* [AIM]:
Show all lines holding the string "image".
===============
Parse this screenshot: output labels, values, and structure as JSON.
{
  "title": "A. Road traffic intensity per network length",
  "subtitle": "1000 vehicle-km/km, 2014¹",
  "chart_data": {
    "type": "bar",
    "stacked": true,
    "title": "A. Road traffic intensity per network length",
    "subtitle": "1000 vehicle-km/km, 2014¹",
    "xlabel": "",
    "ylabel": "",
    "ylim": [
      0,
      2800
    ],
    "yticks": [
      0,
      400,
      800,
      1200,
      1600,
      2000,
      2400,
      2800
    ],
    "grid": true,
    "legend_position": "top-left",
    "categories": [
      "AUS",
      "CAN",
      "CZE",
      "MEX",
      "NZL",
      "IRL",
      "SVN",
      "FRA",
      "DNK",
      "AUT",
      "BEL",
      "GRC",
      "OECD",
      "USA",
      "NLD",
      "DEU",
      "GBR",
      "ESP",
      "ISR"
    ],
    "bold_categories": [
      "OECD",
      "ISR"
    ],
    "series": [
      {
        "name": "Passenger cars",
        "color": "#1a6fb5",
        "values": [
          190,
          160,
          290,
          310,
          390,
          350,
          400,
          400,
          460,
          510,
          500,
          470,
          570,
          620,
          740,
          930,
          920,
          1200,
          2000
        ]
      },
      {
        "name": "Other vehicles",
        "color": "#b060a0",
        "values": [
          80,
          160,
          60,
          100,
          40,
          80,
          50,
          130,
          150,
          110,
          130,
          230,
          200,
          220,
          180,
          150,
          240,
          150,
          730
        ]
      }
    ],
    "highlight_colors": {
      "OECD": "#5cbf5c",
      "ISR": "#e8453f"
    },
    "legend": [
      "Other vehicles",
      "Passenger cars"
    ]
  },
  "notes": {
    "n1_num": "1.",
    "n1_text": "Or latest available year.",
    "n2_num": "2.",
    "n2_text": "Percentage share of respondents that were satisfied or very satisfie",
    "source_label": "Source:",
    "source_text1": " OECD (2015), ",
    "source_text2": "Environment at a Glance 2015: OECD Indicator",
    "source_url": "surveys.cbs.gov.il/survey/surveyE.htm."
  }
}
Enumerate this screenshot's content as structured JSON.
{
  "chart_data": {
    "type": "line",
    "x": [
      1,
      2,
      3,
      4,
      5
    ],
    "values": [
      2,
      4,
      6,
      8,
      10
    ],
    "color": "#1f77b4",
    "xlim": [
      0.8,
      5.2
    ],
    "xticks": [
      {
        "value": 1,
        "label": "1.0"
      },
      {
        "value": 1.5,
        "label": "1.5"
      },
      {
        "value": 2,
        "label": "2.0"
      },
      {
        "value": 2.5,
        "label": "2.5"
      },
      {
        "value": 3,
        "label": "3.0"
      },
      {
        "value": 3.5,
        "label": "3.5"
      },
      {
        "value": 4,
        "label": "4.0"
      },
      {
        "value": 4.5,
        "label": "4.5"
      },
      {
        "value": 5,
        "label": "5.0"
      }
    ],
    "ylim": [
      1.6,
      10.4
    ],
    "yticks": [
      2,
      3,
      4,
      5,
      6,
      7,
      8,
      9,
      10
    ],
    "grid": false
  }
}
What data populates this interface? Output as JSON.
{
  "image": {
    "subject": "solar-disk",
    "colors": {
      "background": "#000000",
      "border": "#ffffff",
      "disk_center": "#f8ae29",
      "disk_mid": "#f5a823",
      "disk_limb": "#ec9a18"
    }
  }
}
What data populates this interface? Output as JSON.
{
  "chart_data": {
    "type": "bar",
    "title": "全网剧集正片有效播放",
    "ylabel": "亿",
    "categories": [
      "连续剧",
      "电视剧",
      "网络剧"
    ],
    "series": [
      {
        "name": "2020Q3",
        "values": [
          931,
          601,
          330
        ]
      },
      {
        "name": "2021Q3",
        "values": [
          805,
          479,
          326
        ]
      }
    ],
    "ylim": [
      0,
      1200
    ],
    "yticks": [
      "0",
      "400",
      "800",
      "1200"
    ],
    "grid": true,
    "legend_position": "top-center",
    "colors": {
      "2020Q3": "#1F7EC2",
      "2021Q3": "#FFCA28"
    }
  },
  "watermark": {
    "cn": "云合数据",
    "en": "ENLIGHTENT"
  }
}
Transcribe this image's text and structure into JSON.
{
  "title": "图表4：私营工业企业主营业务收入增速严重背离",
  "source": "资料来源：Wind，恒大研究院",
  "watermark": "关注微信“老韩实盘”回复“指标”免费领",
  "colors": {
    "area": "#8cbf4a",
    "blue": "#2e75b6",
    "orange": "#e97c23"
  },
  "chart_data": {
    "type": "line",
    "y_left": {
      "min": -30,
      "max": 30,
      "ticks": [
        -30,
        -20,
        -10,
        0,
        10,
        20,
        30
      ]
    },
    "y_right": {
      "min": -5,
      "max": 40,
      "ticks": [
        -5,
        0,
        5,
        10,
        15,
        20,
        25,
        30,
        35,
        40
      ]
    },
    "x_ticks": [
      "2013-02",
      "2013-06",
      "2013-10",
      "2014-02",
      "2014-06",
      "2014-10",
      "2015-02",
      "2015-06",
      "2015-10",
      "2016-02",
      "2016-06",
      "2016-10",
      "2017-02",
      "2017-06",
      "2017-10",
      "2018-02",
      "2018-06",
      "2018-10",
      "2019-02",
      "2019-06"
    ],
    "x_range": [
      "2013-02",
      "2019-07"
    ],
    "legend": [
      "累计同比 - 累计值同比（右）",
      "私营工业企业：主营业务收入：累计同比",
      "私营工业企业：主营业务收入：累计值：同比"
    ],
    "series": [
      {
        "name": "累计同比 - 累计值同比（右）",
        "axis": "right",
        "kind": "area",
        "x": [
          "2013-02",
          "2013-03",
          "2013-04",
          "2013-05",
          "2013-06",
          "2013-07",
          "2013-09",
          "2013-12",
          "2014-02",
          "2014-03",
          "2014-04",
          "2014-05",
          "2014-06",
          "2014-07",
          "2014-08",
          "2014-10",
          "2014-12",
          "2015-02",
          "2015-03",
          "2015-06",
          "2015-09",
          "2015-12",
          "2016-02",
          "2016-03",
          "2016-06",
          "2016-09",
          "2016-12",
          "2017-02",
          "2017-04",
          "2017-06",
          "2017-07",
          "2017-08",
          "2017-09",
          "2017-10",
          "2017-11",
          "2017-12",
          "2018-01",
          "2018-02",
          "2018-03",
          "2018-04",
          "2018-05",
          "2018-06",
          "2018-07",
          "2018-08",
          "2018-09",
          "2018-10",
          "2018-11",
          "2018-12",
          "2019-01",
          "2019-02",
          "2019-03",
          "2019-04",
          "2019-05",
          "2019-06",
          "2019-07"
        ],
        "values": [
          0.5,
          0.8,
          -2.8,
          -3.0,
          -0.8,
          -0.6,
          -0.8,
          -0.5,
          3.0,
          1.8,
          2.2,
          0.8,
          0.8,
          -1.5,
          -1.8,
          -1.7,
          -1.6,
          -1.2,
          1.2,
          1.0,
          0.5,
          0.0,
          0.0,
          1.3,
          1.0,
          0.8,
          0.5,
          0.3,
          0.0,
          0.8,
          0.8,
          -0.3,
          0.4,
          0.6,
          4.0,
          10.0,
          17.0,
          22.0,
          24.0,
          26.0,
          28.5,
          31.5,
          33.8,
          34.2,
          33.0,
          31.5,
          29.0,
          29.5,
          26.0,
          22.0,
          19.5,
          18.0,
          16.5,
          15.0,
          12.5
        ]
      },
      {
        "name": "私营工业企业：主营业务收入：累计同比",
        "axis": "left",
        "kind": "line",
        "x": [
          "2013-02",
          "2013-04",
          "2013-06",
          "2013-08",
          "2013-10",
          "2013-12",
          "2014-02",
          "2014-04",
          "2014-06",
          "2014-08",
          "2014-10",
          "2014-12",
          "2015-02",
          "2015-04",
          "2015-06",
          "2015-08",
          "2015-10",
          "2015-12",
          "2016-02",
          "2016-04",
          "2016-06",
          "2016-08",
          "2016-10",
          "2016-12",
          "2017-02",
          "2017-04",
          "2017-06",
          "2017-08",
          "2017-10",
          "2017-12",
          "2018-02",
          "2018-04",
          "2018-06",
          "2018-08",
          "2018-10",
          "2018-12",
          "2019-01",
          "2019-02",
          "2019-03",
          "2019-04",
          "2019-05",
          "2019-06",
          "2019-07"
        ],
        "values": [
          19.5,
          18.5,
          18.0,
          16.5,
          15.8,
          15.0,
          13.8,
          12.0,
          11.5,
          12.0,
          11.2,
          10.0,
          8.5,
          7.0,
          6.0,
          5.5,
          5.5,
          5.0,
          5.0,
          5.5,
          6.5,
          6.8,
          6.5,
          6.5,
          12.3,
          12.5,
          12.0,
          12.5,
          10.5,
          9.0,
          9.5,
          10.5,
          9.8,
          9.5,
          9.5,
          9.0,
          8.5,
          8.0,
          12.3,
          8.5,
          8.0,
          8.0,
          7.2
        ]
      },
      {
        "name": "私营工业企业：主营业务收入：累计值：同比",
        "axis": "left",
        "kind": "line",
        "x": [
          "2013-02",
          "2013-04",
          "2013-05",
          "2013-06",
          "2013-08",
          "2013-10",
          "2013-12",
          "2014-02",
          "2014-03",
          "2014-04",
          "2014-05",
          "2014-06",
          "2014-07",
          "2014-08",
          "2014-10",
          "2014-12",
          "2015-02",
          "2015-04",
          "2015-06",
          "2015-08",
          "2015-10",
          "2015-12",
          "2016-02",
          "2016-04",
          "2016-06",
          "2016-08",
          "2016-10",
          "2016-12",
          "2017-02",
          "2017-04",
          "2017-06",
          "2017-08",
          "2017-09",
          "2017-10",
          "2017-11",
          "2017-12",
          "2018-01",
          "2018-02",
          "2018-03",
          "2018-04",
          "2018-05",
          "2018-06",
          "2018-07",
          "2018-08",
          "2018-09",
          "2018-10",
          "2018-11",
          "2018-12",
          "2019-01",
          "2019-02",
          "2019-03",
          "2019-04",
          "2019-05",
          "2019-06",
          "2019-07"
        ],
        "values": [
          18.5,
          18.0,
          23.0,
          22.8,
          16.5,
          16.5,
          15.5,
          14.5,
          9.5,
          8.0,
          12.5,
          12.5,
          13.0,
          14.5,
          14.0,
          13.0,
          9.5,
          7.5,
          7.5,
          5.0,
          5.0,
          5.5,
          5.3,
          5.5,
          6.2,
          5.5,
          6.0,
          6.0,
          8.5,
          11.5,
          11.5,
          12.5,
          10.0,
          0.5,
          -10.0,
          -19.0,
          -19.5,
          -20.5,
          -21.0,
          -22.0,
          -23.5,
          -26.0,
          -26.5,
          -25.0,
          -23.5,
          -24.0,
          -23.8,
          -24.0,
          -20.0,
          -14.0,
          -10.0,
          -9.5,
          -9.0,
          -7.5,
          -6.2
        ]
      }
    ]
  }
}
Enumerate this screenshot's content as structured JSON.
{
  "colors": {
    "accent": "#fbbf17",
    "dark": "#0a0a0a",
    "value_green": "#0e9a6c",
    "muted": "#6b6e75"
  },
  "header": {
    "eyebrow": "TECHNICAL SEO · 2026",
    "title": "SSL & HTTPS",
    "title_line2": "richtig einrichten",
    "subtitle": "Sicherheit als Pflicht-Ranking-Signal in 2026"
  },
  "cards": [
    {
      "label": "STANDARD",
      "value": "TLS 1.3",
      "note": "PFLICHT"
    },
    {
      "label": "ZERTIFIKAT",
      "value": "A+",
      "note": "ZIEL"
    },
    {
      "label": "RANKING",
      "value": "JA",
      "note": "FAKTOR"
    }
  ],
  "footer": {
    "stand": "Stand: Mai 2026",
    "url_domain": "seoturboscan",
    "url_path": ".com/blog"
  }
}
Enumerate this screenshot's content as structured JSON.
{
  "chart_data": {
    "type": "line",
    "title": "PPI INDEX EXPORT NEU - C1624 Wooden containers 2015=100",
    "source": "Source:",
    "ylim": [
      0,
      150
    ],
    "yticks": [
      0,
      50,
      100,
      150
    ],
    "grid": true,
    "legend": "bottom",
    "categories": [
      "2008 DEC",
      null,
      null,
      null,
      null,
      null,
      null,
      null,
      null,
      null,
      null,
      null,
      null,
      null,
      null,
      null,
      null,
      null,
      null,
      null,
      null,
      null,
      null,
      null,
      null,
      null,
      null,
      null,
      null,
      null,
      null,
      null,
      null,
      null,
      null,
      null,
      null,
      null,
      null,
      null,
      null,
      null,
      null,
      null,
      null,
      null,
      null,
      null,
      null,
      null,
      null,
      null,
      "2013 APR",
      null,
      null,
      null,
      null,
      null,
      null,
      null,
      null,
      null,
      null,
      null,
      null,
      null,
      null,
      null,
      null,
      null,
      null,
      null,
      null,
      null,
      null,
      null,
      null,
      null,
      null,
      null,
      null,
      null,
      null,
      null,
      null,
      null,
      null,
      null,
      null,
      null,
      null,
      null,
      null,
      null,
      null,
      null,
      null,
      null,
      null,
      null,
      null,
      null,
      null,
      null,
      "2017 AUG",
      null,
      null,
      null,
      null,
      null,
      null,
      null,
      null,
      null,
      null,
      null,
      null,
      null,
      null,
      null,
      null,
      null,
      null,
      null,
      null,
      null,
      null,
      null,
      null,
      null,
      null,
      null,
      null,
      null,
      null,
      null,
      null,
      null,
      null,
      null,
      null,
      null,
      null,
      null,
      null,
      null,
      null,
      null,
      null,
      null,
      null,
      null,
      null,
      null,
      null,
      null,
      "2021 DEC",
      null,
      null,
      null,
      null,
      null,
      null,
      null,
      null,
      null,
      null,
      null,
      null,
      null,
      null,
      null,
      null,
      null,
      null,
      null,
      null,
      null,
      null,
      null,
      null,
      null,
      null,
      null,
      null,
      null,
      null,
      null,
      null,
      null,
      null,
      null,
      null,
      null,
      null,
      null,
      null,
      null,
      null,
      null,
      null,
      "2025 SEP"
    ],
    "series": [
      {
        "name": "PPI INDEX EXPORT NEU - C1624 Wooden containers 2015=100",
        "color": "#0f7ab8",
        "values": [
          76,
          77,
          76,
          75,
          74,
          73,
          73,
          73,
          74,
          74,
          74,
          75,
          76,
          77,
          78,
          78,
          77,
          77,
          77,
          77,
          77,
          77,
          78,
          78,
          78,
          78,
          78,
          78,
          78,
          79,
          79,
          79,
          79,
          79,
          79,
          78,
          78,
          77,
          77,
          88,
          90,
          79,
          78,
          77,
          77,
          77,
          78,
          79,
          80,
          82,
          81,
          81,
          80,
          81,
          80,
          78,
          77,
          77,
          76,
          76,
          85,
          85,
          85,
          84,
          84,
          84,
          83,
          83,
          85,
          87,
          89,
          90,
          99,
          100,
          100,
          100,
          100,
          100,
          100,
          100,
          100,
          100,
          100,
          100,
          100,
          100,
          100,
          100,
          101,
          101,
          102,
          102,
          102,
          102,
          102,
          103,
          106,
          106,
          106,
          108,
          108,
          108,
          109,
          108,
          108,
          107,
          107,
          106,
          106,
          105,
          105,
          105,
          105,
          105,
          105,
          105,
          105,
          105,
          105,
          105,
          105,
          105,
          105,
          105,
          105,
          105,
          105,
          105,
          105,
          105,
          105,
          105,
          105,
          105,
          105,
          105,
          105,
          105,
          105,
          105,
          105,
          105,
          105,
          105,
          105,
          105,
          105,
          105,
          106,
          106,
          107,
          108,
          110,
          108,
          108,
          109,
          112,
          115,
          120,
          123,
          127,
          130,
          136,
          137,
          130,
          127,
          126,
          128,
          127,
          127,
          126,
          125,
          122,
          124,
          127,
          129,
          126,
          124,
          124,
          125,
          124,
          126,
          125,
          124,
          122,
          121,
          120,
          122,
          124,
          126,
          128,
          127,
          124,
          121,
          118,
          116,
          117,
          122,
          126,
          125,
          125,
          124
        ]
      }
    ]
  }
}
===============
* [EXERCISE RESPONSE]:
  "image": {
Transcribe this image's text and structure into JSON.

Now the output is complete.